§ **What you will do**: Return the lines between the one holding "Enumerate the UI" and the one holding "cone-label-line2: Share bbox=[487, 288, 501, 294]", inclusive, copied exactly as they appear in the records, without the pictures.

——

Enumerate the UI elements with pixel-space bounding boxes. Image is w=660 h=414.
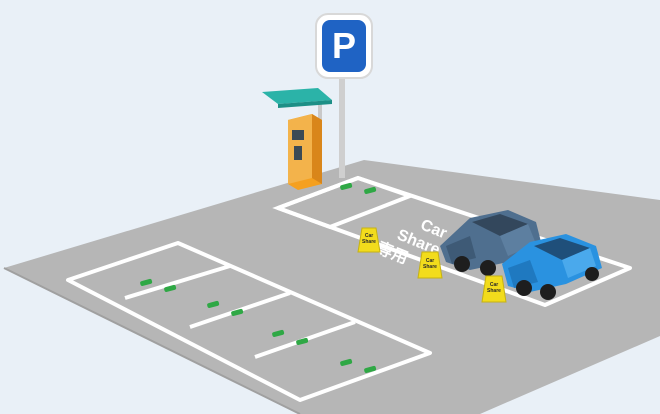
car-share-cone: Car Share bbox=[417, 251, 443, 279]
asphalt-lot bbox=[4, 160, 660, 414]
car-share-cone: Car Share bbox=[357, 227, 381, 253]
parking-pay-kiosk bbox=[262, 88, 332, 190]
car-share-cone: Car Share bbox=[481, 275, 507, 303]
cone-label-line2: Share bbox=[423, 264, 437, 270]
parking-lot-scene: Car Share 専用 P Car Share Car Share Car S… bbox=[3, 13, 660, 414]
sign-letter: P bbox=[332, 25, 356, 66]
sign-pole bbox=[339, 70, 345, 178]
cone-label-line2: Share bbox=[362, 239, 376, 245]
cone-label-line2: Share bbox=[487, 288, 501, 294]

——

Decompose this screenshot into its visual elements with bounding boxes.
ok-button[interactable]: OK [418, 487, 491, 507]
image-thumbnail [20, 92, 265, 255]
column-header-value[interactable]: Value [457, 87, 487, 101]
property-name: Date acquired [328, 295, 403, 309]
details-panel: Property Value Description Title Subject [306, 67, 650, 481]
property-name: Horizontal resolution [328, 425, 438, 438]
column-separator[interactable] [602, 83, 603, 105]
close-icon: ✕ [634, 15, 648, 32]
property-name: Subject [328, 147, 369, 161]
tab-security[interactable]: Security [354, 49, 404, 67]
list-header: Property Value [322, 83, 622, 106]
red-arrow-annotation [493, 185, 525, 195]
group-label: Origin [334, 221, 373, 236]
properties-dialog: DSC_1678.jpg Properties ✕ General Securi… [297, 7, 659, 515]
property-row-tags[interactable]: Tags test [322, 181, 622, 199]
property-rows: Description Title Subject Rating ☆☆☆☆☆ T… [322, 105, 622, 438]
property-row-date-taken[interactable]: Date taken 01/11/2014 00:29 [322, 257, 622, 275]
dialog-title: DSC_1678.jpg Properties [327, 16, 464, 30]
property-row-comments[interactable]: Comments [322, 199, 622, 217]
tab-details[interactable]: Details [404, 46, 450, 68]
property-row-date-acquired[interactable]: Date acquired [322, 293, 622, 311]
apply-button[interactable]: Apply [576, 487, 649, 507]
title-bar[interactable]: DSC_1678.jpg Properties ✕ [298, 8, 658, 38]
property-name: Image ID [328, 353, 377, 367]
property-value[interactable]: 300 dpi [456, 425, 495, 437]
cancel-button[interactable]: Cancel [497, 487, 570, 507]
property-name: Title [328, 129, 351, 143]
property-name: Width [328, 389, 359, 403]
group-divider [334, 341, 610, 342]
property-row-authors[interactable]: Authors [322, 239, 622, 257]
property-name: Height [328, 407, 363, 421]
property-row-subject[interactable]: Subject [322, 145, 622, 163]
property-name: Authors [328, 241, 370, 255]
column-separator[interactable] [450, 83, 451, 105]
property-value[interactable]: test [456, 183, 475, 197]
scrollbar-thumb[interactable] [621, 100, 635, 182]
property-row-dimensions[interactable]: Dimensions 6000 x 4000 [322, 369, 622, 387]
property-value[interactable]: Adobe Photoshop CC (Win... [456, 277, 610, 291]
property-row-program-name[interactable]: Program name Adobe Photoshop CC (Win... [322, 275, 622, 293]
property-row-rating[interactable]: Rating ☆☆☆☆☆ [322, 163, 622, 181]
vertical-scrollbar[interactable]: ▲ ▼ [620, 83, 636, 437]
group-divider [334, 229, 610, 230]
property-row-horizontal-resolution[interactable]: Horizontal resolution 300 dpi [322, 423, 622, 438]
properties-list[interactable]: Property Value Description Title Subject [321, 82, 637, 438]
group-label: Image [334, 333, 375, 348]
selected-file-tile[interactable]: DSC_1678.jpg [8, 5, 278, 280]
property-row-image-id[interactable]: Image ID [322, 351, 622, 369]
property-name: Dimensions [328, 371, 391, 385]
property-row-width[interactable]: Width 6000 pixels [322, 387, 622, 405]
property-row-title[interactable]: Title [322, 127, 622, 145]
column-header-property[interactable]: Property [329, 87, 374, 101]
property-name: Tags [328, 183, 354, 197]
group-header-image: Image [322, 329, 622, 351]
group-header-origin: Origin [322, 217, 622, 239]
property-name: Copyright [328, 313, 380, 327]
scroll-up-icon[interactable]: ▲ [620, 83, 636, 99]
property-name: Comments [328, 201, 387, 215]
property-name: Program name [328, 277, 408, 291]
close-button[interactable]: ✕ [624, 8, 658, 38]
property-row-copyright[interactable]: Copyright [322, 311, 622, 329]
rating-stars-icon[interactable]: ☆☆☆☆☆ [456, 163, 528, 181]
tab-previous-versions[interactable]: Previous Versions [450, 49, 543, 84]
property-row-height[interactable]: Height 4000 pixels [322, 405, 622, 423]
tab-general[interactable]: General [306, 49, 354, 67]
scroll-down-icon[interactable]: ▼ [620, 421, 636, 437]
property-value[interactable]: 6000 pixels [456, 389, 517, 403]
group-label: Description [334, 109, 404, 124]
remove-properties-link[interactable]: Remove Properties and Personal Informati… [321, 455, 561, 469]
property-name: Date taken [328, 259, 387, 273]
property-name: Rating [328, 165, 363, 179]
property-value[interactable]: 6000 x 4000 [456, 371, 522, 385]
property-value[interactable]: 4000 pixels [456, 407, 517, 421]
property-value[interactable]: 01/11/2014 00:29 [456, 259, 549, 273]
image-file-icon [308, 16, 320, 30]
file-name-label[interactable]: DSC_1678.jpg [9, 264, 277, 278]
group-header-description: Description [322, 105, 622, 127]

——

§ **Result of this exercise**:
Enumerate the UI elements with pixel-space bounding boxes. Image is w=660 h=414.
car-share-cone: Car Share bbox=[417, 251, 443, 279]
asphalt-lot bbox=[4, 160, 660, 414]
car-share-cone: Car Share bbox=[357, 227, 381, 253]
parking-pay-kiosk bbox=[262, 88, 332, 190]
car-share-cone: Car Share bbox=[481, 275, 507, 303]
cone-label-line2: Share bbox=[423, 264, 437, 270]
parking-lot-scene: Car Share 専用 P Car Share Car Share Car S… bbox=[3, 13, 660, 414]
sign-letter: P bbox=[332, 25, 356, 66]
sign-pole bbox=[339, 70, 345, 178]
cone-label-line2: Share bbox=[362, 239, 376, 245]
cone-label-line2: Share bbox=[487, 288, 501, 294]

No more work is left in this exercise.